(WORK TO BE COMPLETED):
Look at the entries below and reproduce them exactly.

[Data entries]
━━━━━━━━━━━━━━━━
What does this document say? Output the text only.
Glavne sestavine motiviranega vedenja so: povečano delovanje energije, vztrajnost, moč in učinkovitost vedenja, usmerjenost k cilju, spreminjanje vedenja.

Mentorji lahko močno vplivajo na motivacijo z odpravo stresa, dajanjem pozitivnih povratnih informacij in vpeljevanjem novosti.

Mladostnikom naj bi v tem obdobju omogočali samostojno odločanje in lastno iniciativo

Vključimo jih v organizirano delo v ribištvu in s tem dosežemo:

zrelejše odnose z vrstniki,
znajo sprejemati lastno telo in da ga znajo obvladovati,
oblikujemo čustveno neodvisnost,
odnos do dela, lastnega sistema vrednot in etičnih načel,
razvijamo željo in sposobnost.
━━━━━━━━━━━━━━━━
(WRITTEN ANSWER):
What does this document say? Output the text only.
Glavne sestavine motiviranega vedenja so: povečano delovanje energije, vztrajnost, moč in učinkovitost vedenja, usmerjenost k cilju, spreminjanje vedenja.

Mentorji lahko močno vplivajo na motivacijo z odpravo stresa, dajanjem pozitivnih povratnih informacij in vpeljevanjem novosti.

Mladostnikom naj bi v tem obdobju omogočali samostojno odločanje in lastno iniciativo

Vključimo jih v organizirano delo v ribištvu in s tem dosežemo:

zrelejše odnose z vrstniki,
znajo sprejemati lastno telo in da ga znajo obvladovati,
oblikujemo čustveno neodvisnost,
odnos do dela, lastnega sistema vrednot in etičnih načel,
razvijamo željo in sposobnost.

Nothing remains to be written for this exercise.